--- START ---

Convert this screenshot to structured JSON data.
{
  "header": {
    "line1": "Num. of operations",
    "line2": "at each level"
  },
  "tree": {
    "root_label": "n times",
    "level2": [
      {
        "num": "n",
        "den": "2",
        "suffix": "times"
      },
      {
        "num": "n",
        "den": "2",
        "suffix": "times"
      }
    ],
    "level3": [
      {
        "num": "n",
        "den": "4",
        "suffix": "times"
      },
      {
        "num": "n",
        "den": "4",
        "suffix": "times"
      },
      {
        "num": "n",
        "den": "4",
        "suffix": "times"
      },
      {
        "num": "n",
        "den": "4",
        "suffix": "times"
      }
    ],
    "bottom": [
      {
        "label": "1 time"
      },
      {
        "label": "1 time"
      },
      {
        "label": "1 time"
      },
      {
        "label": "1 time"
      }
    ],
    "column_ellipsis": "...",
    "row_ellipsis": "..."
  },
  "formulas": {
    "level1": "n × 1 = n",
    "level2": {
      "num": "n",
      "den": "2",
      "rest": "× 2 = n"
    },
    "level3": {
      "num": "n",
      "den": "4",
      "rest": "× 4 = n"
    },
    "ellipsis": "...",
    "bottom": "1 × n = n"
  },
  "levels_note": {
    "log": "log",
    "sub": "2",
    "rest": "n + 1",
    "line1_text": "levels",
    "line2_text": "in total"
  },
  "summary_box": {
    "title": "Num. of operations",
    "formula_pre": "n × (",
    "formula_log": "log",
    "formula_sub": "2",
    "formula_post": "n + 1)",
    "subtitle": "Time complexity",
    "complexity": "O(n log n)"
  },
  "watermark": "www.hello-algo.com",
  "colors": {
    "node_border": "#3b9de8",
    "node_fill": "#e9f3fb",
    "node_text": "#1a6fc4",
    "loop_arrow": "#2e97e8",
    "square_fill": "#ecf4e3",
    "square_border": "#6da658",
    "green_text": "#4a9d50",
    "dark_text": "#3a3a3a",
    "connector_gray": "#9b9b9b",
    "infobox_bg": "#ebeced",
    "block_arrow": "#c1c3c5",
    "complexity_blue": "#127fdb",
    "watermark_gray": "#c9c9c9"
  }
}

--- END ---

> Written task
The full set of records should be duplicated exactly.

> Result of this exercise
Convert this screenshot to structured JSON data.
{
  "header": {
    "line1": "Num. of operations",
    "line2": "at each level"
  },
  "tree": {
    "root_label": "n times",
    "level2": [
      {
        "num": "n",
        "den": "2",
        "suffix": "times"
      },
      {
        "num": "n",
        "den": "2",
        "suffix": "times"
      }
    ],
    "level3": [
      {
        "num": "n",
        "den": "4",
        "suffix": "times"
      },
      {
        "num": "n",
        "den": "4",
        "suffix": "times"
      },
      {
        "num": "n",
        "den": "4",
        "suffix": "times"
      },
      {
        "num": "n",
        "den": "4",
        "suffix": "times"
      }
    ],
    "bottom": [
      {
        "label": "1 time"
      },
      {
        "label": "1 time"
      },
      {
        "label": "1 time"
      },
      {
        "label": "1 time"
      }
    ],
    "column_ellipsis": "...",
    "row_ellipsis": "..."
  },
  "formulas": {
    "level1": "n × 1 = n",
    "level2": {
      "num": "n",
      "den": "2",
      "rest": "× 2 = n"
    },
    "level3": {
      "num": "n",
      "den": "4",
      "rest": "× 4 = n"
    },
    "ellipsis": "...",
    "bottom": "1 × n = n"
  },
  "levels_note": {
    "log": "log",
    "sub": "2",
    "rest": "n + 1",
    "line1_text": "levels",
    "line2_text": "in total"
  },
  "summary_box": {
    "title": "Num. of operations",
    "formula_pre": "n × (",
    "formula_log": "log",
    "formula_sub": "2",
    "formula_post": "n + 1)",
    "subtitle": "Time complexity",
    "complexity": "O(n log n)"
  },
  "watermark": "www.hello-algo.com",
  "colors": {
    "node_border": "#3b9de8",
    "node_fill": "#e9f3fb",
    "node_text": "#1a6fc4",
    "loop_arrow": "#2e97e8",
    "square_fill": "#ecf4e3",
    "square_border": "#6da658",
    "green_text": "#4a9d50",
    "dark_text": "#3a3a3a",
    "connector_gray": "#9b9b9b",
    "infobox_bg": "#ebeced",
    "block_arrow": "#c1c3c5",
    "complexity_blue": "#127fdb",
    "watermark_gray": "#c9c9c9"
  }
}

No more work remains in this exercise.